* _Problem description_
Your task is to copy every line of the entries that contains "紫色光斑仍可落在".

* _Records to use_
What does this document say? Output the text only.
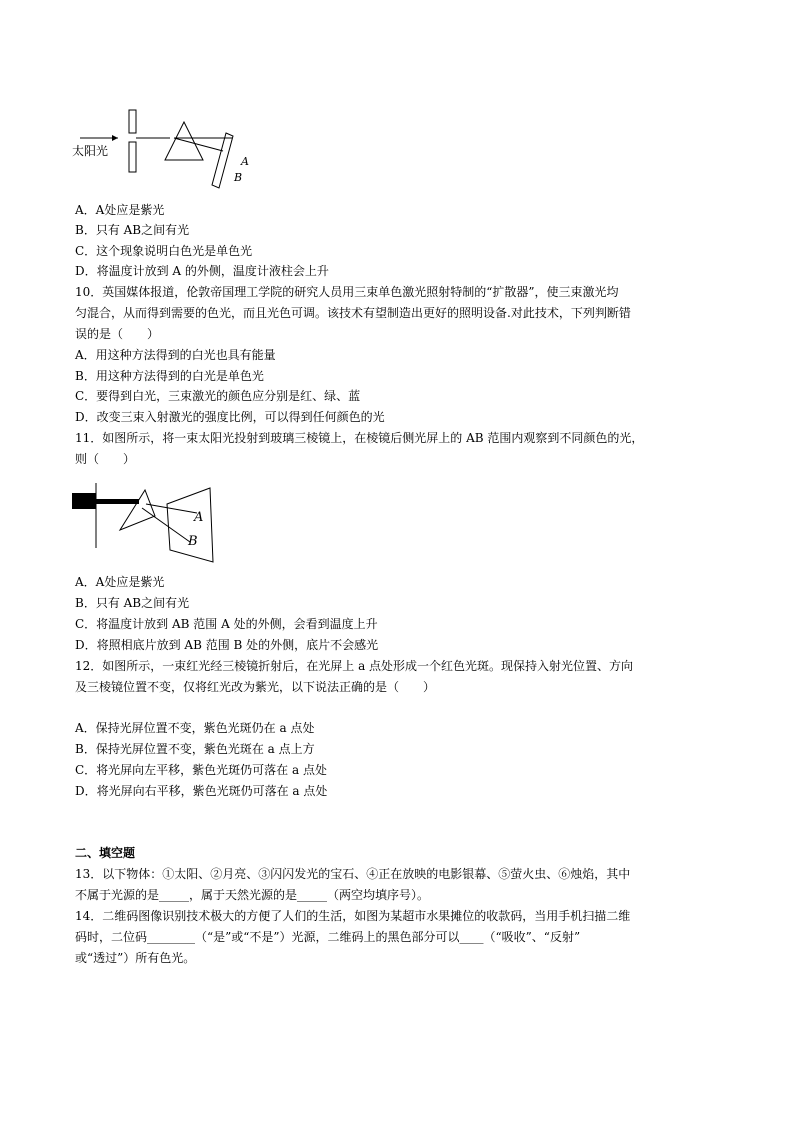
太阳光
A
B
A．A处应是紫光
B．只有 AB之间有光
C．这个现象说明白色光是单色光
D．将温度计放到 A 的外侧，温度计液柱会上升
10．英国媒体报道，伦敦帝国理工学院的研究人员用三束单色激光照射特制的“扩散器”，使三束激光均
匀混合，从而得到需要的色光，而且光色可调。该技术有望制造出更好的照明设备.对此技术，下列判断错
误的是（　　）
A．用这种方法得到的白光也具有能量
B．用这种方法得到的白光是单色光
C．要得到白光，三束激光的颜色应分别是红、绿、蓝
D．改变三束入射激光的强度比例，可以得到任何颜色的光
11．如图所示，将一束太阳光投射到玻璃三棱镜上，在棱镜后侧光屏上的 AB 范围内观察到不同颜色的光，
则（　　）
A
B
A．A处应是紫光
B．只有 AB之间有光
C．将温度计放到 AB 范围 A 处的外侧，会看到温度上升
D．将照相底片放到 AB 范围 B 处的外侧，底片不会感光
12．如图所示，一束红光经三棱镜折射后，在光屏上 a 点处形成一个红色光斑。现保持入射光位置、方向
及三棱镜位置不变，仅将红光改为紫光，以下说法正确的是（　　）
A．保持光屏位置不变，紫色光斑仍在 a 点处
B．保持光屏位置不变，紫色光斑在 a 点上方
C．将光屏向左平移，紫色光斑仍可落在 a 点处
D．将光屏向右平移，紫色光斑仍可落在 a 点处
二、填空题
13．以下物体：①太阳、②月亮、③闪闪发光的宝石、④正在放映的电影银幕、⑤萤火虫、⑥烛焰，其中
不属于光源的是_____，属于天然光源的是_____（两空均填序号）。
14．二维码图像识别技术极大的方便了人们的生活，如图为某超市水果摊位的收款码，当用手机扫描二维
码时，二位码________（“是”或“不是”）光源，二维码上的黑色部分可以____（“吸收”、“反射”
或“透过”）所有色光。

* _Solution for this problem_
C．将光屏向左平移，紫色光斑仍可落在 a 点处
D．将光屏向右平移，紫色光斑仍可落在 a 点处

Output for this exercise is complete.